- _TASK GOAL_
Return all of the entries exactly as written.

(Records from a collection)
## Begin
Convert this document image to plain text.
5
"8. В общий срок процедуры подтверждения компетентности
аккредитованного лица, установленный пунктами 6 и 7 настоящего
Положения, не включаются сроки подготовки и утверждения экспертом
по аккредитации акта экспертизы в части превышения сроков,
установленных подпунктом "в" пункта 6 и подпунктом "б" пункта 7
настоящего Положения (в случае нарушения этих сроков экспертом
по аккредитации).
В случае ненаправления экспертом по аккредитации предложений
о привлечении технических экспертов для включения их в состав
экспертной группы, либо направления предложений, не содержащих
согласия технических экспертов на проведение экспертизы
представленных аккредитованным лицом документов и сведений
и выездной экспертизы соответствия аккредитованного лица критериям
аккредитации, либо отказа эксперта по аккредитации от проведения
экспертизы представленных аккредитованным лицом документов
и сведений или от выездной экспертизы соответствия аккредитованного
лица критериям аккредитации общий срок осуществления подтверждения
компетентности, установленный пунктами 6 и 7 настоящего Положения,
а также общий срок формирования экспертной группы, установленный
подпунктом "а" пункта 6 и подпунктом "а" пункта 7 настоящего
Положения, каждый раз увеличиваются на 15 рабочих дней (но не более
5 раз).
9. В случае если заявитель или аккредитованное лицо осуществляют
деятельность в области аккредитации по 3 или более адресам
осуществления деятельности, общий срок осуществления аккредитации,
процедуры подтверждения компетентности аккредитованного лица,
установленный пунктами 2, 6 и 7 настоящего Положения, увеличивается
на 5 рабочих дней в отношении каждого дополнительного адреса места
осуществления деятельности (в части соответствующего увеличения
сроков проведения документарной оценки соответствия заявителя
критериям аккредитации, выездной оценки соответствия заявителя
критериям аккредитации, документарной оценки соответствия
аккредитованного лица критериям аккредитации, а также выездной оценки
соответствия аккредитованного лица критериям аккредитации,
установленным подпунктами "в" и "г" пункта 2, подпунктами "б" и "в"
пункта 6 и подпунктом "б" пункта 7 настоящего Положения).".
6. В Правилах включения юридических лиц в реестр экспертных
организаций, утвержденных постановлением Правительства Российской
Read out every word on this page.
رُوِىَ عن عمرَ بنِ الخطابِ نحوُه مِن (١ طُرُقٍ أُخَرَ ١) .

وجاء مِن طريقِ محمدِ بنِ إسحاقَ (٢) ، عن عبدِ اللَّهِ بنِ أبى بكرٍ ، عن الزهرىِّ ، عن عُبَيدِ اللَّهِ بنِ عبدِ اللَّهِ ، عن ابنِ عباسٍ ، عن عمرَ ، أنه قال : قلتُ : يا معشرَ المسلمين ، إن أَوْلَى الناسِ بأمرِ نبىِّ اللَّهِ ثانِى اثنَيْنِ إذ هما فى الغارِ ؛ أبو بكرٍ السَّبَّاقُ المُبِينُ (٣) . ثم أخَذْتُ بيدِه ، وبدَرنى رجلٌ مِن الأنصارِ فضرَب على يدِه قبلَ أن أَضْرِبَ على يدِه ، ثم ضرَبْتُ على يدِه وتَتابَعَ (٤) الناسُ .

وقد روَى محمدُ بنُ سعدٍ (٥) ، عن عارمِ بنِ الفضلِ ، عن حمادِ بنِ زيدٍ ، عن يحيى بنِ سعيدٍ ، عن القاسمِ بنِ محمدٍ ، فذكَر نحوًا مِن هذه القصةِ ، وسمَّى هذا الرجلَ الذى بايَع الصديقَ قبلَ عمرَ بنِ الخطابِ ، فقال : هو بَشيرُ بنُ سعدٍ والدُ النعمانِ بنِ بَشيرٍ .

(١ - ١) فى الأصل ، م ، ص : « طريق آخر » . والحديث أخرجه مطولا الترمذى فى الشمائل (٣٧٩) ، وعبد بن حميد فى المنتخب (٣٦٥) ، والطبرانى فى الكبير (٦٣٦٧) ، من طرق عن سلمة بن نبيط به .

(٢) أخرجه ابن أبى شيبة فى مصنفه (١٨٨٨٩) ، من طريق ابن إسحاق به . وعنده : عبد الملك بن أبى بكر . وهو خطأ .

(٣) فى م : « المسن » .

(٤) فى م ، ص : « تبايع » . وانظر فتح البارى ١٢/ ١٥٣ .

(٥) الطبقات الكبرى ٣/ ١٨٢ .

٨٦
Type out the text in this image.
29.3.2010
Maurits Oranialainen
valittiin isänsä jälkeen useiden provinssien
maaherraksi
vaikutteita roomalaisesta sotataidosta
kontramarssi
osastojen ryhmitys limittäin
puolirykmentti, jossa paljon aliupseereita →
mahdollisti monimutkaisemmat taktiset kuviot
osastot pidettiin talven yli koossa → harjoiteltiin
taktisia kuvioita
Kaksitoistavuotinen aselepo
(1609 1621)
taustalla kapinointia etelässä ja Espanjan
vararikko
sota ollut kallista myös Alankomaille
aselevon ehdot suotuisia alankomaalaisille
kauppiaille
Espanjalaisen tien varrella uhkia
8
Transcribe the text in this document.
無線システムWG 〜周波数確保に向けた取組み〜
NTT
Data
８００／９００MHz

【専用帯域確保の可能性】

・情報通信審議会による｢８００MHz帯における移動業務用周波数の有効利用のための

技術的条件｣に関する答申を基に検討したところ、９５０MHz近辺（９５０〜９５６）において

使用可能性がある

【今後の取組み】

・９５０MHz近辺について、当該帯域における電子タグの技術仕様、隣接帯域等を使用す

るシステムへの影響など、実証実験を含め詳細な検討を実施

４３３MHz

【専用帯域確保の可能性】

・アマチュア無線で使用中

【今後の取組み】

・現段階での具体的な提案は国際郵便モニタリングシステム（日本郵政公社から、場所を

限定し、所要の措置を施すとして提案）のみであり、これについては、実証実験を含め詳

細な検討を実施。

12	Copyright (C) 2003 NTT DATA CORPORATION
## End
- _TASK SOLUTION_
Convert this document image to plain text.
5
"8. В общий срок процедуры подтверждения компетентности
аккредитованного лица, установленный пунктами 6 и 7 настоящего
Положения, не включаются сроки подготовки и утверждения экспертом
по аккредитации акта экспертизы в части превышения сроков,
установленных подпунктом "в" пункта 6 и подпунктом "б" пункта 7
настоящего Положения (в случае нарушения этих сроков экспертом
по аккредитации).
В случае ненаправления экспертом по аккредитации предложений
о привлечении технических экспертов для включения их в состав
экспертной группы, либо направления предложений, не содержащих
согласия технических экспертов на проведение экспертизы
представленных аккредитованным лицом документов и сведений
и выездной экспертизы соответствия аккредитованного лица критериям
аккредитации, либо отказа эксперта по аккредитации от проведения
экспертизы представленных аккредитованным лицом документов
и сведений или от выездной экспертизы соответствия аккредитованного
лица критериям аккредитации общий срок осуществления подтверждения
компетентности, установленный пунктами 6 и 7 настоящего Положения,
а также общий срок формирования экспертной группы, установленный
подпунктом "а" пункта 6 и подпунктом "а" пункта 7 настоящего
Положения, каждый раз увеличиваются на 15 рабочих дней (но не более
5 раз).
9. В случае если заявитель или аккредитованное лицо осуществляют
деятельность в области аккредитации по 3 или более адресам
осуществления деятельности, общий срок осуществления аккредитации,
процедуры подтверждения компетентности аккредитованного лица,
установленный пунктами 2, 6 и 7 настоящего Положения, увеличивается
на 5 рабочих дней в отношении каждого дополнительного адреса места
осуществления деятельности (в части соответствующего увеличения
сроков проведения документарной оценки соответствия заявителя
критериям аккредитации, выездной оценки соответствия заявителя
критериям аккредитации, документарной оценки соответствия
аккредитованного лица критериям аккредитации, а также выездной оценки
соответствия аккредитованного лица критериям аккредитации,
установленным подпунктами "в" и "г" пункта 2, подпунктами "б" и "в"
пункта 6 и подпунктом "б" пункта 7 настоящего Положения).".
6. В Правилах включения юридических лиц в реестр экспертных
организаций, утвержденных постановлением Правительства Российской
Read out every word on this page.
رُوِىَ عن عمرَ بنِ الخطابِ نحوُه مِن (١ طُرُقٍ أُخَرَ ١) .

وجاء مِن طريقِ محمدِ بنِ إسحاقَ (٢) ، عن عبدِ اللَّهِ بنِ أبى بكرٍ ، عن الزهرىِّ ، عن عُبَيدِ اللَّهِ بنِ عبدِ اللَّهِ ، عن ابنِ عباسٍ ، عن عمرَ ، أنه قال : قلتُ : يا معشرَ المسلمين ، إن أَوْلَى الناسِ بأمرِ نبىِّ اللَّهِ ثانِى اثنَيْنِ إذ هما فى الغارِ ؛ أبو بكرٍ السَّبَّاقُ المُبِينُ (٣) . ثم أخَذْتُ بيدِه ، وبدَرنى رجلٌ مِن الأنصارِ فضرَب على يدِه قبلَ أن أَضْرِبَ على يدِه ، ثم ضرَبْتُ على يدِه وتَتابَعَ (٤) الناسُ .

وقد روَى محمدُ بنُ سعدٍ (٥) ، عن عارمِ بنِ الفضلِ ، عن حمادِ بنِ زيدٍ ، عن يحيى بنِ سعيدٍ ، عن القاسمِ بنِ محمدٍ ، فذكَر نحوًا مِن هذه القصةِ ، وسمَّى هذا الرجلَ الذى بايَع الصديقَ قبلَ عمرَ بنِ الخطابِ ، فقال : هو بَشيرُ بنُ سعدٍ والدُ النعمانِ بنِ بَشيرٍ .

(١ - ١) فى الأصل ، م ، ص : « طريق آخر » . والحديث أخرجه مطولا الترمذى فى الشمائل (٣٧٩) ، وعبد بن حميد فى المنتخب (٣٦٥) ، والطبرانى فى الكبير (٦٣٦٧) ، من طرق عن سلمة بن نبيط به .

(٢) أخرجه ابن أبى شيبة فى مصنفه (١٨٨٨٩) ، من طريق ابن إسحاق به . وعنده : عبد الملك بن أبى بكر . وهو خطأ .

(٣) فى م : « المسن » .

(٤) فى م ، ص : « تبايع » . وانظر فتح البارى ١٢/ ١٥٣ .

(٥) الطبقات الكبرى ٣/ ١٨٢ .

٨٦
Type out the text in this image.
29.3.2010
Maurits Oranialainen
valittiin isänsä jälkeen useiden provinssien
maaherraksi
vaikutteita roomalaisesta sotataidosta
kontramarssi
osastojen ryhmitys limittäin
puolirykmentti, jossa paljon aliupseereita →
mahdollisti monimutkaisemmat taktiset kuviot
osastot pidettiin talven yli koossa → harjoiteltiin
taktisia kuvioita
Kaksitoistavuotinen aselepo
(1609 1621)
taustalla kapinointia etelässä ja Espanjan
vararikko
sota ollut kallista myös Alankomaille
aselevon ehdot suotuisia alankomaalaisille
kauppiaille
Espanjalaisen tien varrella uhkia
8
Transcribe the text in this document.
無線システムWG 〜周波数確保に向けた取組み〜
NTT
Data
８００／９００MHz

【専用帯域確保の可能性】

・情報通信審議会による｢８００MHz帯における移動業務用周波数の有効利用のための

技術的条件｣に関する答申を基に検討したところ、９５０MHz近辺（９５０〜９５６）において

使用可能性がある

【今後の取組み】

・９５０MHz近辺について、当該帯域における電子タグの技術仕様、隣接帯域等を使用す

るシステムへの影響など、実証実験を含め詳細な検討を実施

４３３MHz

【専用帯域確保の可能性】

・アマチュア無線で使用中

【今後の取組み】

・現段階での具体的な提案は国際郵便モニタリングシステム（日本郵政公社から、場所を

限定し、所要の措置を施すとして提案）のみであり、これについては、実証実験を含め詳

細な検討を実施。

12	Copyright (C) 2003 NTT DATA CORPORATION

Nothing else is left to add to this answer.